*To do*. Give all of the lines again, with nothing added or dropped.

-- Start --

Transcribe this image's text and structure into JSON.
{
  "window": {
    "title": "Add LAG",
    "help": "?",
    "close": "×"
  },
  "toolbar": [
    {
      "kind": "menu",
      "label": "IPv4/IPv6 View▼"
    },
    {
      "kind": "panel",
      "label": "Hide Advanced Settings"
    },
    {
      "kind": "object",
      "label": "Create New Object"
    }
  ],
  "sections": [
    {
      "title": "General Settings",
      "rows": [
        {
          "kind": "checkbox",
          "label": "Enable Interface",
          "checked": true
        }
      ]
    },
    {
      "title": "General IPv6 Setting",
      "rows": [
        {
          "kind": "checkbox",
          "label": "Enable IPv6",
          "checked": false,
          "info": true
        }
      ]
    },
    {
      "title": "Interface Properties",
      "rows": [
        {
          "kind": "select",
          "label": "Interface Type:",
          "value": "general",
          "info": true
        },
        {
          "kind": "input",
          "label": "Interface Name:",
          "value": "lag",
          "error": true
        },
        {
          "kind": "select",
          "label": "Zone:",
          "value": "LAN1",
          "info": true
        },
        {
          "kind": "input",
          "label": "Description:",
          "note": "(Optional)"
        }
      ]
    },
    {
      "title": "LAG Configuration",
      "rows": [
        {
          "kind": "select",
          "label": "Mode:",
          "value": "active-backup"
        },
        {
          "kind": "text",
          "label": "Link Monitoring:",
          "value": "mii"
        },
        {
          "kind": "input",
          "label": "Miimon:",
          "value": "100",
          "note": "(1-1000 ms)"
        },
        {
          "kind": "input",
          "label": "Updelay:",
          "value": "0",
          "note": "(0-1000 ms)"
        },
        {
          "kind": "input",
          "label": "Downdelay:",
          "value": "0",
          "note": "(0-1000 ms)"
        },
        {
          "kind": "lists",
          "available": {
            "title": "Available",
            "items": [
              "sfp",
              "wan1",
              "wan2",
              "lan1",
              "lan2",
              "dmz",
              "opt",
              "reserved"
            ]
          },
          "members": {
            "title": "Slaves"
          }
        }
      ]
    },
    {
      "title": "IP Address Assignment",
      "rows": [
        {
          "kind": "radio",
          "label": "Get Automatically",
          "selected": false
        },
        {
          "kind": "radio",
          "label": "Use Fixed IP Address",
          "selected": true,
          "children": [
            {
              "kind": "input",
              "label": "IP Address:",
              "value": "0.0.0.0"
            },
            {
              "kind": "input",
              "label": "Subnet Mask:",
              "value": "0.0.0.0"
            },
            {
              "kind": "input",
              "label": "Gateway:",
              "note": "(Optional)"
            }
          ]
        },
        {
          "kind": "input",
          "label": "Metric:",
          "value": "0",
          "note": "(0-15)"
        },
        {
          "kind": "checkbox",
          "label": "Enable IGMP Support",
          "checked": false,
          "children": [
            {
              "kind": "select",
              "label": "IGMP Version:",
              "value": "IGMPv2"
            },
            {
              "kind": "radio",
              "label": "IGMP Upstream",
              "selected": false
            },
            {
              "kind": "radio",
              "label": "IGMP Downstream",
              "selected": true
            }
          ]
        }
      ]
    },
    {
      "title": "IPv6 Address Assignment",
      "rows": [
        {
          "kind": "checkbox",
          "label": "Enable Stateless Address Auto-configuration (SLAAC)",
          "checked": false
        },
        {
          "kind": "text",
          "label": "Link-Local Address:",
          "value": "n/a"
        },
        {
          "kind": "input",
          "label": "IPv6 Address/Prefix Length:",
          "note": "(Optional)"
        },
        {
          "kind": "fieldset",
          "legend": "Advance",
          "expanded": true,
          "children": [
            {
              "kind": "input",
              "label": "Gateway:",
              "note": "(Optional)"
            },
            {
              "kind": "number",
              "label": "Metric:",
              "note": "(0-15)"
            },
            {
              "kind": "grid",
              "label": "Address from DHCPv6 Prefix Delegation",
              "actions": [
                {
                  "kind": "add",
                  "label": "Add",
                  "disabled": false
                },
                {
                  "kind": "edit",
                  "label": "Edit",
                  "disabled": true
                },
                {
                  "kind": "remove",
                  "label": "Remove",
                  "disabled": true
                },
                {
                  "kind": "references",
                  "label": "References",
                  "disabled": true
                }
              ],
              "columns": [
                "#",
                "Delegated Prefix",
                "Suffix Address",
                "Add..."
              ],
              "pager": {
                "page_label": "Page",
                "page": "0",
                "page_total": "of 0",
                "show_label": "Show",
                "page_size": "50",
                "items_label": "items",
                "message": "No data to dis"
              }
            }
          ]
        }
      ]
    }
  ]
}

-- End --

*Problem solution*.
Transcribe this image's text and structure into JSON.
{
  "window": {
    "title": "Add LAG",
    "help": "?",
    "close": "×"
  },
  "toolbar": [
    {
      "kind": "menu",
      "label": "IPv4/IPv6 View▼"
    },
    {
      "kind": "panel",
      "label": "Hide Advanced Settings"
    },
    {
      "kind": "object",
      "label": "Create New Object"
    }
  ],
  "sections": [
    {
      "title": "General Settings",
      "rows": [
        {
          "kind": "checkbox",
          "label": "Enable Interface",
          "checked": true
        }
      ]
    },
    {
      "title": "General IPv6 Setting",
      "rows": [
        {
          "kind": "checkbox",
          "label": "Enable IPv6",
          "checked": false,
          "info": true
        }
      ]
    },
    {
      "title": "Interface Properties",
      "rows": [
        {
          "kind": "select",
          "label": "Interface Type:",
          "value": "general",
          "info": true
        },
        {
          "kind": "input",
          "label": "Interface Name:",
          "value": "lag",
          "error": true
        },
        {
          "kind": "select",
          "label": "Zone:",
          "value": "LAN1",
          "info": true
        },
        {
          "kind": "input",
          "label": "Description:",
          "note": "(Optional)"
        }
      ]
    },
    {
      "title": "LAG Configuration",
      "rows": [
        {
          "kind": "select",
          "label": "Mode:",
          "value": "active-backup"
        },
        {
          "kind": "text",
          "label": "Link Monitoring:",
          "value": "mii"
        },
        {
          "kind": "input",
          "label": "Miimon:",
          "value": "100",
          "note": "(1-1000 ms)"
        },
        {
          "kind": "input",
          "label": "Updelay:",
          "value": "0",
          "note": "(0-1000 ms)"
        },
        {
          "kind": "input",
          "label": "Downdelay:",
          "value": "0",
          "note": "(0-1000 ms)"
        },
        {
          "kind": "lists",
          "available": {
            "title": "Available",
            "items": [
              "sfp",
              "wan1",
              "wan2",
              "lan1",
              "lan2",
              "dmz",
              "opt",
              "reserved"
            ]
          },
          "members": {
            "title": "Slaves"
          }
        }
      ]
    },
    {
      "title": "IP Address Assignment",
      "rows": [
        {
          "kind": "radio",
          "label": "Get Automatically",
          "selected": false
        },
        {
          "kind": "radio",
          "label": "Use Fixed IP Address",
          "selected": true,
          "children": [
            {
              "kind": "input",
              "label": "IP Address:",
              "value": "0.0.0.0"
            },
            {
              "kind": "input",
              "label": "Subnet Mask:",
              "value": "0.0.0.0"
            },
            {
              "kind": "input",
              "label": "Gateway:",
              "note": "(Optional)"
            }
          ]
        },
        {
          "kind": "input",
          "label": "Metric:",
          "value": "0",
          "note": "(0-15)"
        },
        {
          "kind": "checkbox",
          "label": "Enable IGMP Support",
          "checked": false,
          "children": [
            {
              "kind": "select",
              "label": "IGMP Version:",
              "value": "IGMPv2"
            },
            {
              "kind": "radio",
              "label": "IGMP Upstream",
              "selected": false
            },
            {
              "kind": "radio",
              "label": "IGMP Downstream",
              "selected": true
            }
          ]
        }
      ]
    },
    {
      "title": "IPv6 Address Assignment",
      "rows": [
        {
          "kind": "checkbox",
          "label": "Enable Stateless Address Auto-configuration (SLAAC)",
          "checked": false
        },
        {
          "kind": "text",
          "label": "Link-Local Address:",
          "value": "n/a"
        },
        {
          "kind": "input",
          "label": "IPv6 Address/Prefix Length:",
          "note": "(Optional)"
        },
        {
          "kind": "fieldset",
          "legend": "Advance",
          "expanded": true,
          "children": [
            {
              "kind": "input",
              "label": "Gateway:",
              "note": "(Optional)"
            },
            {
              "kind": "number",
              "label": "Metric:",
              "note": "(0-15)"
            },
            {
              "kind": "grid",
              "label": "Address from DHCPv6 Prefix Delegation",
              "actions": [
                {
                  "kind": "add",
                  "label": "Add",
                  "disabled": false
                },
                {
                  "kind": "edit",
                  "label": "Edit",
                  "disabled": true
                },
                {
                  "kind": "remove",
                  "label": "Remove",
                  "disabled": true
                },
                {
                  "kind": "references",
                  "label": "References",
                  "disabled": true
                }
              ],
              "columns": [
                "#",
                "Delegated Prefix",
                "Suffix Address",
                "Add..."
              ],
              "pager": {
                "page_label": "Page",
                "page": "0",
                "page_total": "of 0",
                "show_label": "Show",
                "page_size": "50",
                "items_label": "items",
                "message": "No data to dis"
              }
            }
          ]
        }
      ]
    }
  ]
}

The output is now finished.